#### Task details
Each entry here needs to be set down again exactly, please; pictures are left out.
"""
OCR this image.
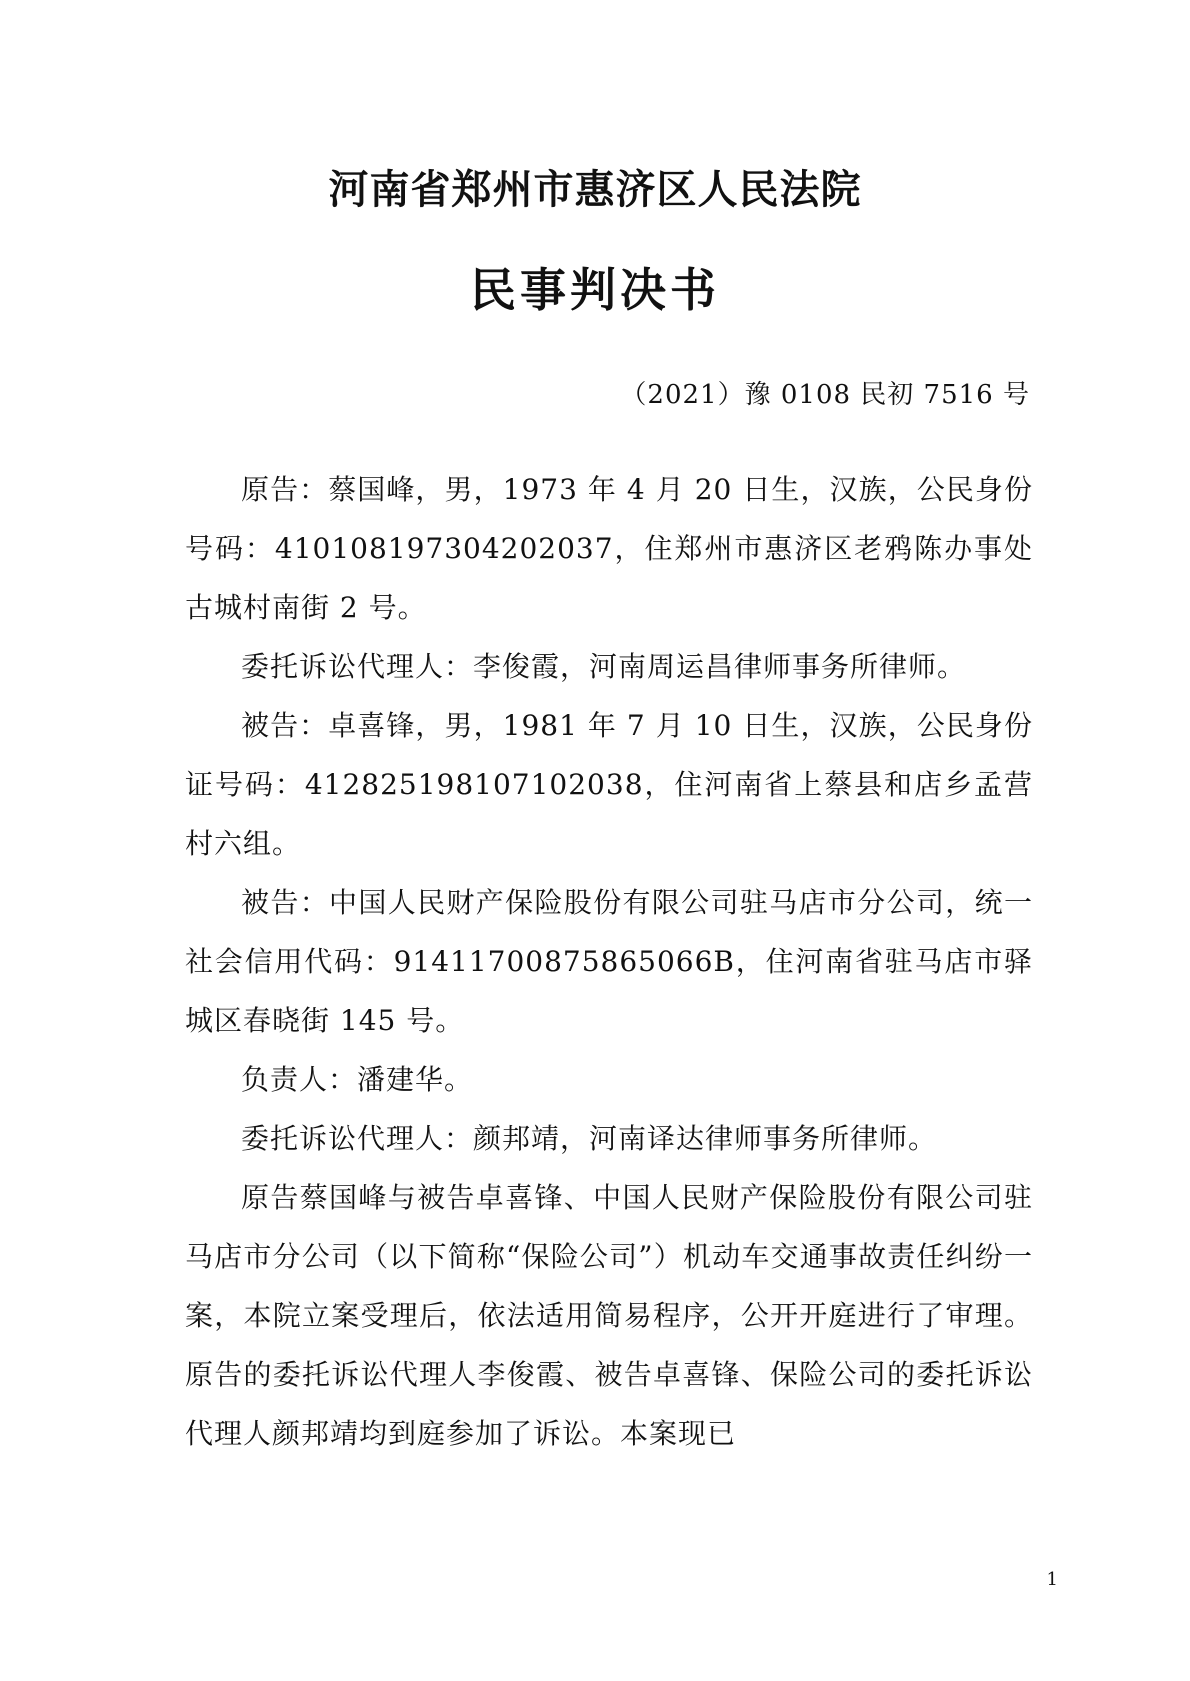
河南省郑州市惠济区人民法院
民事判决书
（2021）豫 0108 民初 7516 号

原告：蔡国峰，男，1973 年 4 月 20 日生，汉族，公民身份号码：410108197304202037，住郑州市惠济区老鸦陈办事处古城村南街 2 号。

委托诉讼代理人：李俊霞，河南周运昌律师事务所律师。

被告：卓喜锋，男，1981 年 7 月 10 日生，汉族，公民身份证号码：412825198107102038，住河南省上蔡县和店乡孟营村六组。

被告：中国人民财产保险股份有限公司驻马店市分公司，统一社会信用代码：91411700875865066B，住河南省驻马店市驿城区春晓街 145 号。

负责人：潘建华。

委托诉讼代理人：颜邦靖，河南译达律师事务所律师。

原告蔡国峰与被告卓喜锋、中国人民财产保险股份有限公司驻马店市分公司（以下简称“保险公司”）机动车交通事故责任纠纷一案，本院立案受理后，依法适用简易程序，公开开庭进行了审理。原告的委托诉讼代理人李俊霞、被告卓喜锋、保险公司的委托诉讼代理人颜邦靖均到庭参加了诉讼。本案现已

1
"""
#### Written reply
OCR this image.
河南省郑州市惠济区人民法院
民事判决书
（2021）豫 0108 民初 7516 号

原告：蔡国峰，男，1973 年 4 月 20 日生，汉族，公民身份号码：410108197304202037，住郑州市惠济区老鸦陈办事处古城村南街 2 号。

委托诉讼代理人：李俊霞，河南周运昌律师事务所律师。

被告：卓喜锋，男，1981 年 7 月 10 日生，汉族，公民身份证号码：412825198107102038，住河南省上蔡县和店乡孟营村六组。

被告：中国人民财产保险股份有限公司驻马店市分公司，统一社会信用代码：91411700875865066B，住河南省驻马店市驿城区春晓街 145 号。

负责人：潘建华。

委托诉讼代理人：颜邦靖，河南译达律师事务所律师。

原告蔡国峰与被告卓喜锋、中国人民财产保险股份有限公司驻马店市分公司（以下简称“保险公司”）机动车交通事故责任纠纷一案，本院立案受理后，依法适用简易程序，公开开庭进行了审理。原告的委托诉讼代理人李俊霞、被告卓喜锋、保险公司的委托诉讼代理人颜邦靖均到庭参加了诉讼。本案现已

1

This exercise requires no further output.